* EXERCISE REQUIREMENTS *
Pictures do not belong in the copy, so please give every entry below again exactly.

* EXERCISE MATERIAL *

+---+

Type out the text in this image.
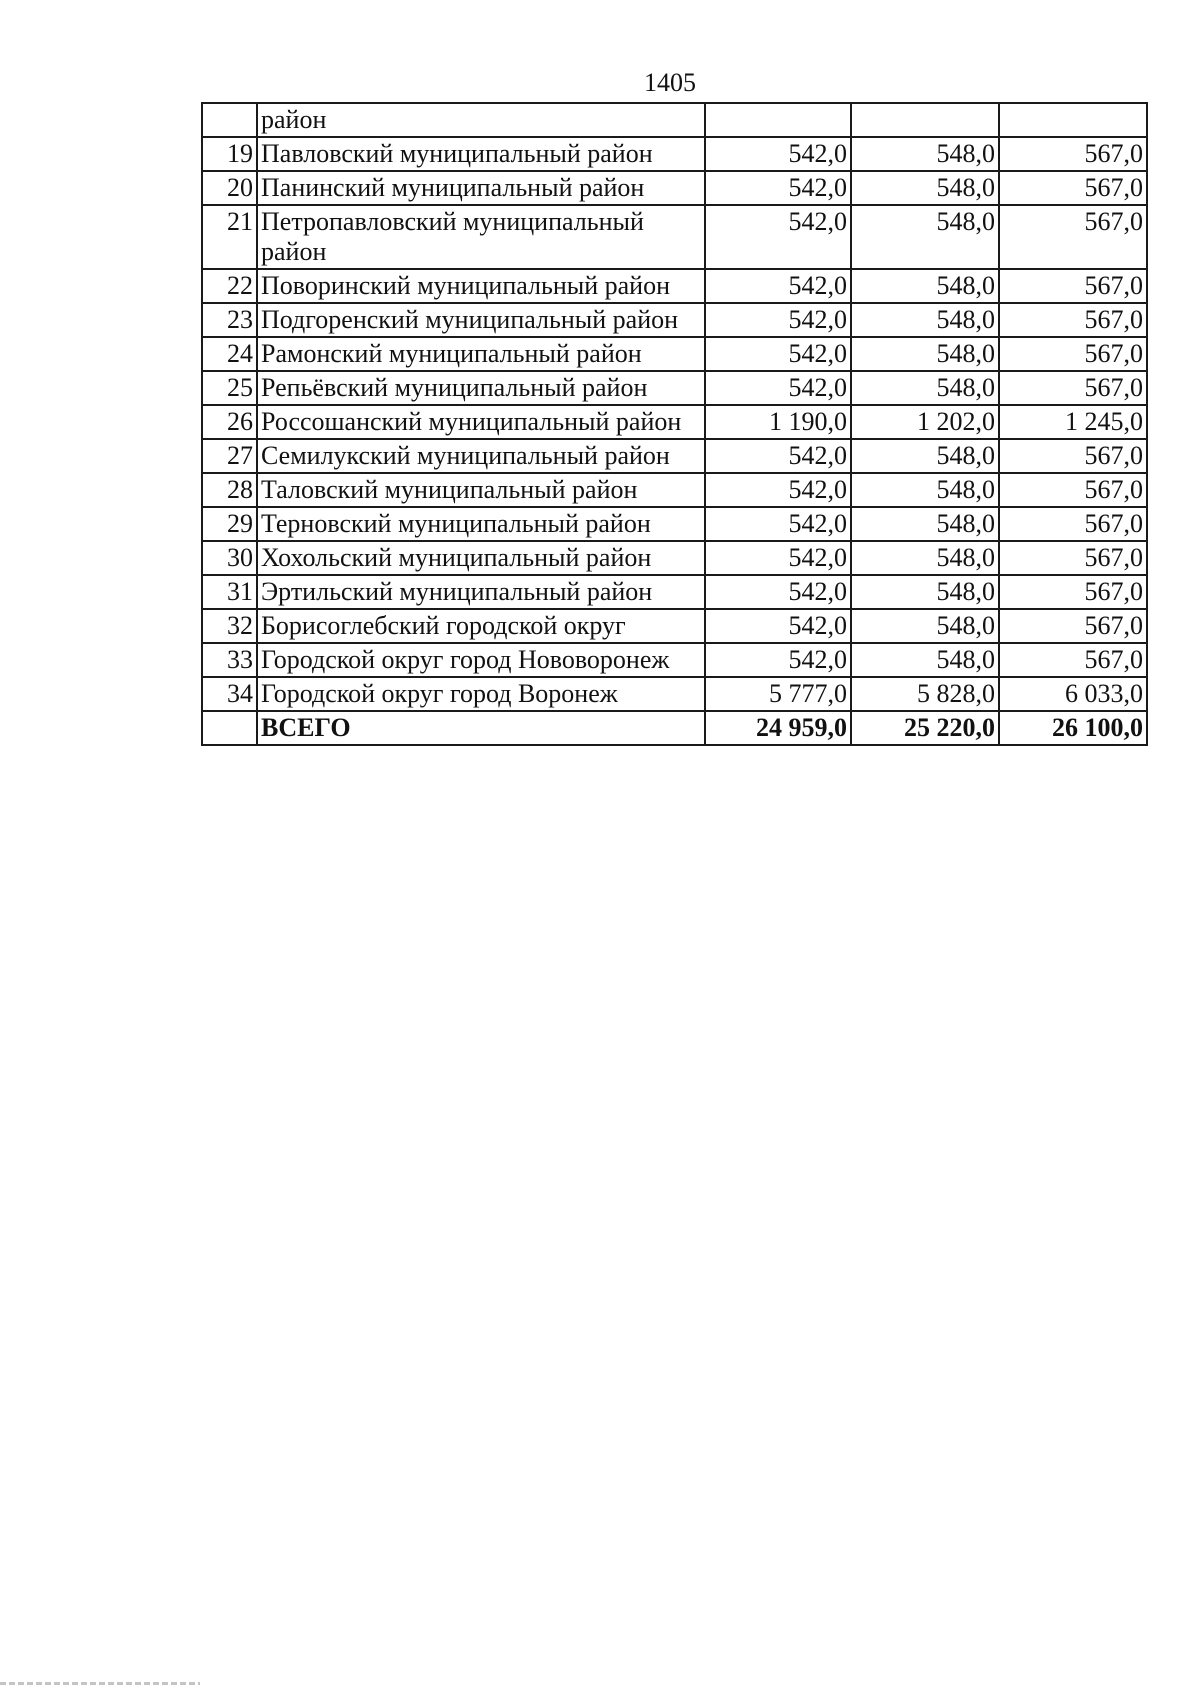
1405
	район			
19	Павловский муниципальный район	542,0	548,0	567,0
20	Панинский муниципальный район	542,0	548,0	567,0
21	Петропавловский муниципальный район	542,0	548,0	567,0
22	Поворинский муниципальный район	542,0	548,0	567,0
23	Подгоренский муниципальный район	542,0	548,0	567,0
24	Рамонский муниципальный район	542,0	548,0	567,0
25	Репьёвский муниципальный район	542,0	548,0	567,0
26	Россошанский муниципальный район	1 190,0	1 202,0	1 245,0
27	Семилукский муниципальный район	542,0	548,0	567,0
28	Таловский муниципальный район	542,0	548,0	567,0
29	Терновский муниципальный район	542,0	548,0	567,0
30	Хохольский муниципальный район	542,0	548,0	567,0
31	Эртильский муниципальный район	542,0	548,0	567,0
32	Борисоглебский городской округ	542,0	548,0	567,0
33	Городской округ город Нововоронеж	542,0	548,0	567,0
34	Городской округ город Воронеж	5 777,0	5 828,0	6 033,0
	ВСЕГО	24 959,0	25 220,0	26 100,0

+---+

* SOLUTION FOR THIS TASK *
Type out the text in this image.
1405
	район			
19	Павловский муниципальный район	542,0	548,0	567,0
20	Панинский муниципальный район	542,0	548,0	567,0
21	Петропавловский муниципальный район	542,0	548,0	567,0
22	Поворинский муниципальный район	542,0	548,0	567,0
23	Подгоренский муниципальный район	542,0	548,0	567,0
24	Рамонский муниципальный район	542,0	548,0	567,0
25	Репьёвский муниципальный район	542,0	548,0	567,0
26	Россошанский муниципальный район	1 190,0	1 202,0	1 245,0
27	Семилукский муниципальный район	542,0	548,0	567,0
28	Таловский муниципальный район	542,0	548,0	567,0
29	Терновский муниципальный район	542,0	548,0	567,0
30	Хохольский муниципальный район	542,0	548,0	567,0
31	Эртильский муниципальный район	542,0	548,0	567,0
32	Борисоглебский городской округ	542,0	548,0	567,0
33	Городской округ город Нововоронеж	542,0	548,0	567,0
34	Городской округ город Воронеж	5 777,0	5 828,0	6 033,0
	ВСЕГО	24 959,0	25 220,0	26 100,0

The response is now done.